• [Prompt]: Using the records below, locate all lines containing "JSON" and return them.

* start *

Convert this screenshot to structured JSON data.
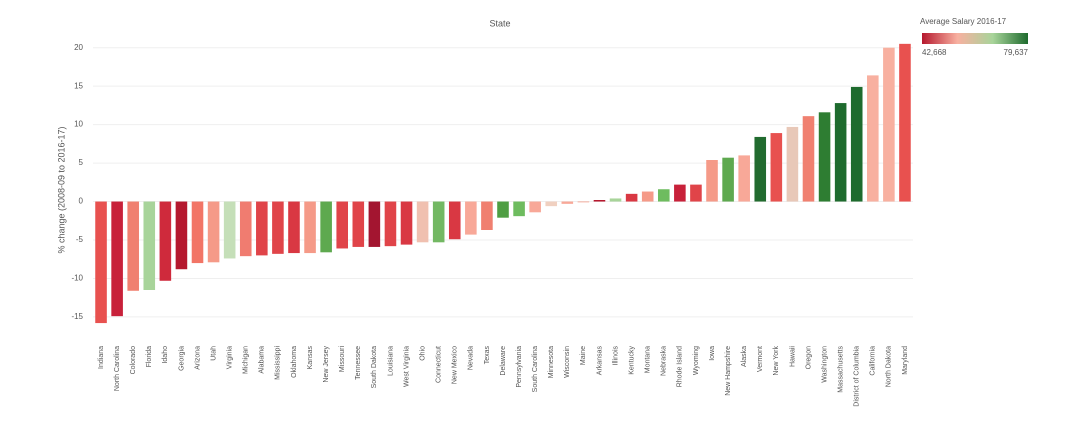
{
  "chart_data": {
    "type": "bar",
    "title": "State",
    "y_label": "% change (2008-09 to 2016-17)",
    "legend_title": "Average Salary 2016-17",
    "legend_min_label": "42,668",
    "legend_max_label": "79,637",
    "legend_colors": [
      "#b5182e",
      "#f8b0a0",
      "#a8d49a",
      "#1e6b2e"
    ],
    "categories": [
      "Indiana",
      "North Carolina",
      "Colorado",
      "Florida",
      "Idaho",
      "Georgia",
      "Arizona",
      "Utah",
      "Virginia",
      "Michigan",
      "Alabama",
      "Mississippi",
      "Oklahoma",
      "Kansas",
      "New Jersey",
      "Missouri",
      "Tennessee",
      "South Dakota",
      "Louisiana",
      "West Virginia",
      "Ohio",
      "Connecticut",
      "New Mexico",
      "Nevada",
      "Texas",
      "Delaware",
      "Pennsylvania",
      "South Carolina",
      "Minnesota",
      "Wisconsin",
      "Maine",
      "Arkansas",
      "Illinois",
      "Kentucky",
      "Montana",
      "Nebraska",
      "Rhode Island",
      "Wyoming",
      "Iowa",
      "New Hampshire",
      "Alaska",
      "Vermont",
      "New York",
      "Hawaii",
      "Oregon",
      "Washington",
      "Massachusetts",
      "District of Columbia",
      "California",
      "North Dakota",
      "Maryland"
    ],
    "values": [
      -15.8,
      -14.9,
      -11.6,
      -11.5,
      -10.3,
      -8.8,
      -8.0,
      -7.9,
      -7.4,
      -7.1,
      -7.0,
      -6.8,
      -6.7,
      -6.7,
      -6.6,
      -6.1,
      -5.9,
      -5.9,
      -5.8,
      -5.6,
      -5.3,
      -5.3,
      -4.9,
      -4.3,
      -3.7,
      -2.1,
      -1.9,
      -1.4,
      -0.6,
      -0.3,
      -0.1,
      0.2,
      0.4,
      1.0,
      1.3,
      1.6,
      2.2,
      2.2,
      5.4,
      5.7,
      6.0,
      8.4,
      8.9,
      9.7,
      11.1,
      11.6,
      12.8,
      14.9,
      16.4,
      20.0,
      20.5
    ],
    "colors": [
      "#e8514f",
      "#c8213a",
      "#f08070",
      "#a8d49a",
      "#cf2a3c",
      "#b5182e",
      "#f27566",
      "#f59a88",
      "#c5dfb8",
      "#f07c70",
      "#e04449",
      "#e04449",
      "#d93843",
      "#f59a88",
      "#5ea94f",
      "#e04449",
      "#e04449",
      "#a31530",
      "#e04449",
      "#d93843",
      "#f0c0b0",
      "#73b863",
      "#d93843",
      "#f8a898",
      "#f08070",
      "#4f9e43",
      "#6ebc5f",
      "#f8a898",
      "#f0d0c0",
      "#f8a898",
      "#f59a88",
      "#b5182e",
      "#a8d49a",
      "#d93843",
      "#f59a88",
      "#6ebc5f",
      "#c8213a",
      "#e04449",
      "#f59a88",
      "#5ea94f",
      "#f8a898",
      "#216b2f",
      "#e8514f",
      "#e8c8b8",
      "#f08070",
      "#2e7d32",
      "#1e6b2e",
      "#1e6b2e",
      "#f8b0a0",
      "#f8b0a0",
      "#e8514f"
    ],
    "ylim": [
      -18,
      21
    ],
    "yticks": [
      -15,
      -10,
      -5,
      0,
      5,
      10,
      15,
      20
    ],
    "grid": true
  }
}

* end *
* start *

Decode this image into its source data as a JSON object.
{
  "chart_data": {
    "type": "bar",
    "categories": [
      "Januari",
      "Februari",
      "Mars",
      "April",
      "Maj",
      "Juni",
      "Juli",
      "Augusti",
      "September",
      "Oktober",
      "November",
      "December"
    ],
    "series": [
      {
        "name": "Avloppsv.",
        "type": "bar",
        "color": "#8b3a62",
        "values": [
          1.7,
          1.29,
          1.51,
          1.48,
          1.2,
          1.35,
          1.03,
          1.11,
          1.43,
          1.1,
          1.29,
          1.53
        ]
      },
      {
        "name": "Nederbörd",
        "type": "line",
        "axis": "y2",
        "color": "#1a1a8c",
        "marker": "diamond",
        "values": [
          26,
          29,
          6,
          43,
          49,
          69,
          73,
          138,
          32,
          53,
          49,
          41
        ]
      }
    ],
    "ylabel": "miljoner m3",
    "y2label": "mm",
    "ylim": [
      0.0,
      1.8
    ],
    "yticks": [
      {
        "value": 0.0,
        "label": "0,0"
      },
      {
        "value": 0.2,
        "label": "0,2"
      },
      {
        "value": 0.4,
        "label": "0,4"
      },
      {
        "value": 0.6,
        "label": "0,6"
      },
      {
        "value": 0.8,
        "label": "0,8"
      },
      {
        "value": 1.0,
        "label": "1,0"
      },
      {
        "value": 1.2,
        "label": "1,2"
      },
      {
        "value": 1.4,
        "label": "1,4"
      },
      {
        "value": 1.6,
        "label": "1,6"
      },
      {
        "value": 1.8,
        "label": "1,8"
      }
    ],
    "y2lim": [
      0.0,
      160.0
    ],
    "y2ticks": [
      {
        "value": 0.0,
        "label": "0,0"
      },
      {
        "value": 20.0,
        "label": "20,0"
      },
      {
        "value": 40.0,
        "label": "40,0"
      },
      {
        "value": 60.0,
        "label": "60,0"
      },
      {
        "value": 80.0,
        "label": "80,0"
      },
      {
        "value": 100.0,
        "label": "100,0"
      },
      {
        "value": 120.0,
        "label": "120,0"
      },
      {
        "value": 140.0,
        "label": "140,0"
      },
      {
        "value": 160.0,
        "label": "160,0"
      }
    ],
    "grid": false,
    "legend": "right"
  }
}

* end *
* start *

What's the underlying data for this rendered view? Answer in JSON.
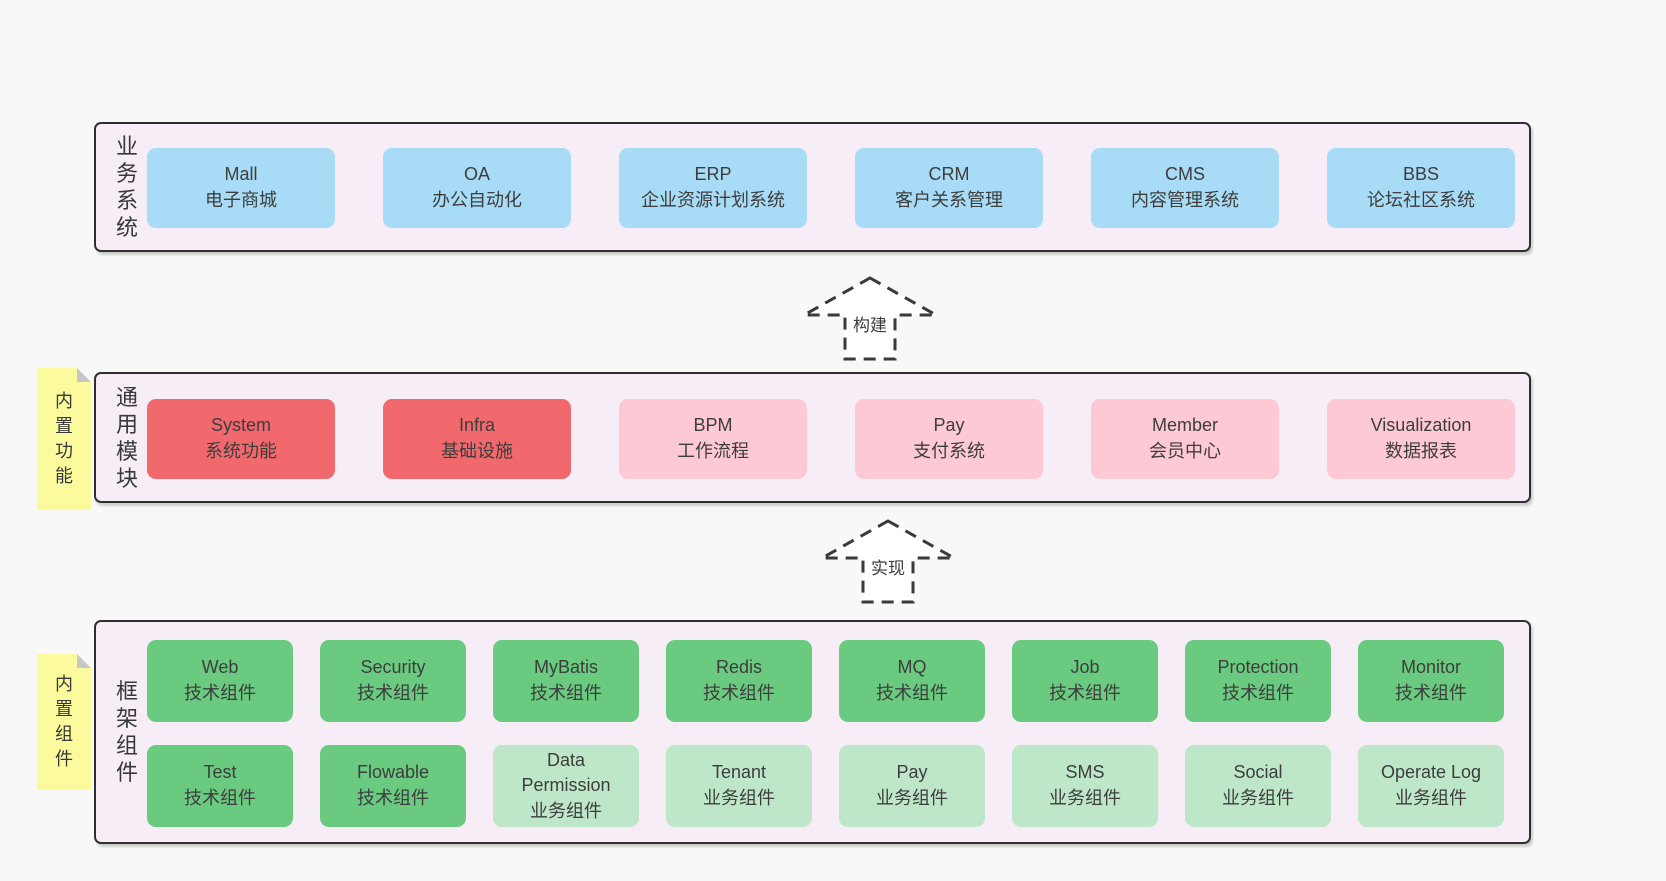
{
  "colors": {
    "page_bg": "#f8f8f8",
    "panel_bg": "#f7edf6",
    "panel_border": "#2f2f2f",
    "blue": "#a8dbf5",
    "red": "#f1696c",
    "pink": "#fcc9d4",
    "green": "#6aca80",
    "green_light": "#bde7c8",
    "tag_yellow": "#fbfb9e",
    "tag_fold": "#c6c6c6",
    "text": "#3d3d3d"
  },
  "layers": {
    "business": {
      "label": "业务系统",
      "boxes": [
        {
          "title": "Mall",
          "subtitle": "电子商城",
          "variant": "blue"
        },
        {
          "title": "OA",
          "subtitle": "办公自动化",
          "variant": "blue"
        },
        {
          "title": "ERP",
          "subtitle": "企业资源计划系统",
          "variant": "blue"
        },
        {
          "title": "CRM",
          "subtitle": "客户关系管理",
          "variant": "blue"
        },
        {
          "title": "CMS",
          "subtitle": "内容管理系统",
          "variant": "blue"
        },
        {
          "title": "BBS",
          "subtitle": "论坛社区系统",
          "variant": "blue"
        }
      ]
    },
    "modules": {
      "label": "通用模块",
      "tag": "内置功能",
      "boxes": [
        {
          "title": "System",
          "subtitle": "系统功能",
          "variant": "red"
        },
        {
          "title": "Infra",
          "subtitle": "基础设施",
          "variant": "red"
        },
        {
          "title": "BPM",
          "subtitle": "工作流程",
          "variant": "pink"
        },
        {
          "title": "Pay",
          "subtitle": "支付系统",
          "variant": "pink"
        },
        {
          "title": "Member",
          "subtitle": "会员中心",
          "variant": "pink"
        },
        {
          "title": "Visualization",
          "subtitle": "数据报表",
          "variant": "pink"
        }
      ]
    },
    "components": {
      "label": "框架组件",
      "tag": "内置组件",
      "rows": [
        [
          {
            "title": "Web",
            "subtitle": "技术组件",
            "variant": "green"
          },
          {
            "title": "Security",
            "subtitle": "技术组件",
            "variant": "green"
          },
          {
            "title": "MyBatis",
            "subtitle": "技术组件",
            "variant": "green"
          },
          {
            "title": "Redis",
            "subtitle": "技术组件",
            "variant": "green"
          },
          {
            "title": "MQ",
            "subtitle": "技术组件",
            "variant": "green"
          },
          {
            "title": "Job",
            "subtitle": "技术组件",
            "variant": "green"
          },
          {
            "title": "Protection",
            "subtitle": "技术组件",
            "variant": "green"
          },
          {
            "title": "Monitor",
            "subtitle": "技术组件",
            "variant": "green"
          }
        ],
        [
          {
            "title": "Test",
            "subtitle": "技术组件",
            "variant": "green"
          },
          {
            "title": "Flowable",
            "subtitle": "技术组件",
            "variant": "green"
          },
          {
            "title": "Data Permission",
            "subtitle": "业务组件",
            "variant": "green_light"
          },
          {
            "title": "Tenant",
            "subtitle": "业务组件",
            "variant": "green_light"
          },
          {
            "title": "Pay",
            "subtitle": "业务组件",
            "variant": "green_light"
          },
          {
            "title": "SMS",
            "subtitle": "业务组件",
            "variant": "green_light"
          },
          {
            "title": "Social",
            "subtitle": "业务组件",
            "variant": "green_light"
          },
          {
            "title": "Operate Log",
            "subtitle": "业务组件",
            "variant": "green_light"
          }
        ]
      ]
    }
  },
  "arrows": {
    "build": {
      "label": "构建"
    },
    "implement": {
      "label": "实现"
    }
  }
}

* end *

• [Task output]:
Convert this screenshot to structured JSON data.
Decode this image into its source data as a JSON object.
What's the underlying data for this rendered view? Answer in JSON.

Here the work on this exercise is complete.